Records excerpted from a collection
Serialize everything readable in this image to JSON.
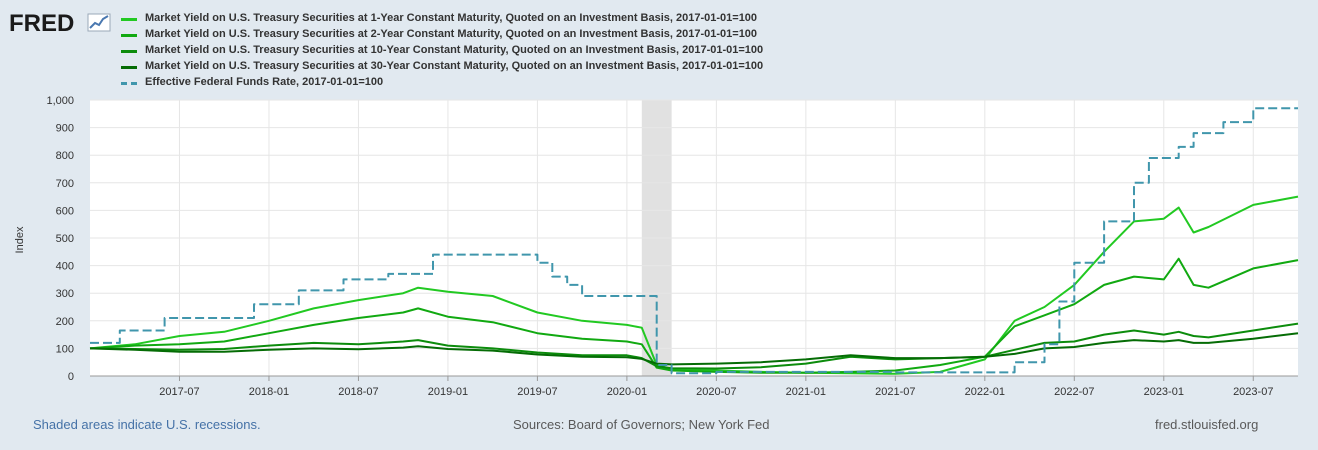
{
  "header": {
    "logo_text": "FRED",
    "logo_icon": "trend-line-chart-icon"
  },
  "footer": {
    "recession_note": "Shaded areas indicate U.S. recessions.",
    "sources": "Sources: Board of Governors; New York Fed",
    "site": "fred.stlouisfed.org"
  },
  "colors": {
    "background": "#e1e9f0",
    "plot_background": "#ffffff",
    "grid": "#e6e6e6",
    "recession_shade": "#e1e1e1",
    "ust1y": "#22c922",
    "ust2y": "#11a911",
    "ust10y": "#0c8c0c",
    "ust30y": "#056c05",
    "fedfunds": "#4096ac"
  },
  "chart_data": {
    "type": "line",
    "title": "",
    "xlabel": "",
    "ylabel": "Index",
    "ylim": [
      0,
      1000
    ],
    "yticks": [
      0,
      100,
      200,
      300,
      400,
      500,
      600,
      700,
      800,
      900,
      1000
    ],
    "ytick_labels": [
      "0",
      "100",
      "200",
      "300",
      "400",
      "500",
      "600",
      "700",
      "800",
      "900",
      "1,000"
    ],
    "xlim": [
      "2017-01",
      "2023-10"
    ],
    "xticks": [
      "2017-07",
      "2018-01",
      "2018-07",
      "2019-01",
      "2019-07",
      "2020-01",
      "2020-07",
      "2021-01",
      "2021-07",
      "2022-01",
      "2022-07",
      "2023-01",
      "2023-07"
    ],
    "legend_position": "top",
    "recessions": [
      {
        "start": "2020-02",
        "end": "2020-04"
      }
    ],
    "series": [
      {
        "name": "Market Yield on U.S. Treasury Securities at 1-Year Constant Maturity, Quoted on an Investment Basis, 2017-01-01=100",
        "key": "ust1y",
        "dash": "solid",
        "x": [
          "2017-01",
          "2017-04",
          "2017-07",
          "2017-10",
          "2018-01",
          "2018-04",
          "2018-07",
          "2018-10",
          "2018-11",
          "2019-01",
          "2019-04",
          "2019-07",
          "2019-10",
          "2020-01",
          "2020-02",
          "2020-03",
          "2020-04",
          "2020-07",
          "2020-10",
          "2021-01",
          "2021-04",
          "2021-07",
          "2021-10",
          "2022-01",
          "2022-03",
          "2022-05",
          "2022-07",
          "2022-09",
          "2022-11",
          "2023-01",
          "2023-02",
          "2023-03",
          "2023-04",
          "2023-07",
          "2023-10"
        ],
        "values": [
          100,
          115,
          145,
          160,
          200,
          245,
          275,
          300,
          320,
          305,
          290,
          230,
          200,
          185,
          175,
          40,
          25,
          20,
          15,
          12,
          10,
          8,
          15,
          60,
          200,
          250,
          330,
          450,
          560,
          570,
          610,
          520,
          540,
          620,
          650
        ]
      },
      {
        "name": "Market Yield on U.S. Treasury Securities at 2-Year Constant Maturity, Quoted on an Investment Basis, 2017-01-01=100",
        "key": "ust2y",
        "dash": "solid",
        "x": [
          "2017-01",
          "2017-04",
          "2017-07",
          "2017-10",
          "2018-01",
          "2018-04",
          "2018-07",
          "2018-10",
          "2018-11",
          "2019-01",
          "2019-04",
          "2019-07",
          "2019-10",
          "2020-01",
          "2020-02",
          "2020-03",
          "2020-04",
          "2020-07",
          "2020-10",
          "2021-01",
          "2021-04",
          "2021-07",
          "2021-10",
          "2022-01",
          "2022-03",
          "2022-05",
          "2022-07",
          "2022-09",
          "2022-11",
          "2023-01",
          "2023-02",
          "2023-03",
          "2023-04",
          "2023-07",
          "2023-10"
        ],
        "values": [
          100,
          110,
          115,
          125,
          155,
          185,
          210,
          230,
          245,
          215,
          195,
          155,
          135,
          125,
          115,
          30,
          20,
          15,
          12,
          12,
          15,
          20,
          40,
          70,
          180,
          220,
          260,
          330,
          360,
          350,
          425,
          330,
          320,
          390,
          420
        ]
      },
      {
        "name": "Market Yield on U.S. Treasury Securities at 10-Year Constant Maturity, Quoted on an Investment Basis, 2017-01-01=100",
        "key": "ust10y",
        "dash": "solid",
        "x": [
          "2017-01",
          "2017-04",
          "2017-07",
          "2017-10",
          "2018-01",
          "2018-04",
          "2018-07",
          "2018-10",
          "2018-11",
          "2019-01",
          "2019-04",
          "2019-07",
          "2019-10",
          "2020-01",
          "2020-02",
          "2020-03",
          "2020-04",
          "2020-07",
          "2020-10",
          "2021-01",
          "2021-04",
          "2021-07",
          "2021-10",
          "2022-01",
          "2022-03",
          "2022-05",
          "2022-07",
          "2022-09",
          "2022-11",
          "2023-01",
          "2023-02",
          "2023-03",
          "2023-04",
          "2023-07",
          "2023-10"
        ],
        "values": [
          100,
          98,
          95,
          98,
          110,
          120,
          115,
          125,
          130,
          110,
          100,
          85,
          75,
          75,
          65,
          35,
          28,
          27,
          32,
          45,
          70,
          60,
          65,
          70,
          95,
          120,
          125,
          150,
          165,
          150,
          160,
          145,
          140,
          165,
          190
        ]
      },
      {
        "name": "Market Yield on U.S. Treasury Securities at 30-Year Constant Maturity, Quoted on an Investment Basis, 2017-01-01=100",
        "key": "ust30y",
        "dash": "solid",
        "x": [
          "2017-01",
          "2017-04",
          "2017-07",
          "2017-10",
          "2018-01",
          "2018-04",
          "2018-07",
          "2018-10",
          "2018-11",
          "2019-01",
          "2019-04",
          "2019-07",
          "2019-10",
          "2020-01",
          "2020-02",
          "2020-03",
          "2020-04",
          "2020-07",
          "2020-10",
          "2021-01",
          "2021-04",
          "2021-07",
          "2021-10",
          "2022-01",
          "2022-03",
          "2022-05",
          "2022-07",
          "2022-09",
          "2022-11",
          "2023-01",
          "2023-02",
          "2023-03",
          "2023-04",
          "2023-07",
          "2023-10"
        ],
        "values": [
          100,
          95,
          88,
          88,
          95,
          100,
          97,
          103,
          108,
          98,
          92,
          78,
          70,
          68,
          62,
          45,
          42,
          45,
          50,
          60,
          75,
          65,
          65,
          70,
          80,
          100,
          105,
          120,
          130,
          125,
          130,
          120,
          120,
          135,
          155
        ]
      },
      {
        "name": "Effective Federal Funds Rate, 2017-01-01=100",
        "key": "fedfunds",
        "dash": "dash",
        "x": [
          "2017-01",
          "2017-03",
          "2017-06",
          "2017-12",
          "2018-03",
          "2018-06",
          "2018-09",
          "2018-12",
          "2019-07",
          "2019-08",
          "2019-09",
          "2019-10",
          "2020-03",
          "2020-04",
          "2020-07",
          "2021-07",
          "2022-03",
          "2022-05",
          "2022-06",
          "2022-07",
          "2022-09",
          "2022-11",
          "2022-12",
          "2023-02",
          "2023-03",
          "2023-05",
          "2023-07",
          "2023-10"
        ],
        "values": [
          120,
          165,
          210,
          260,
          310,
          350,
          370,
          440,
          410,
          360,
          330,
          290,
          40,
          10,
          15,
          13,
          50,
          115,
          270,
          410,
          560,
          700,
          790,
          830,
          880,
          920,
          970,
          970
        ]
      }
    ]
  }
}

■ OBJECTIVE: In the material above, tally every line with the string "Investment" in it, then give that number alone.

■ COMPLETE OUTPUT: 4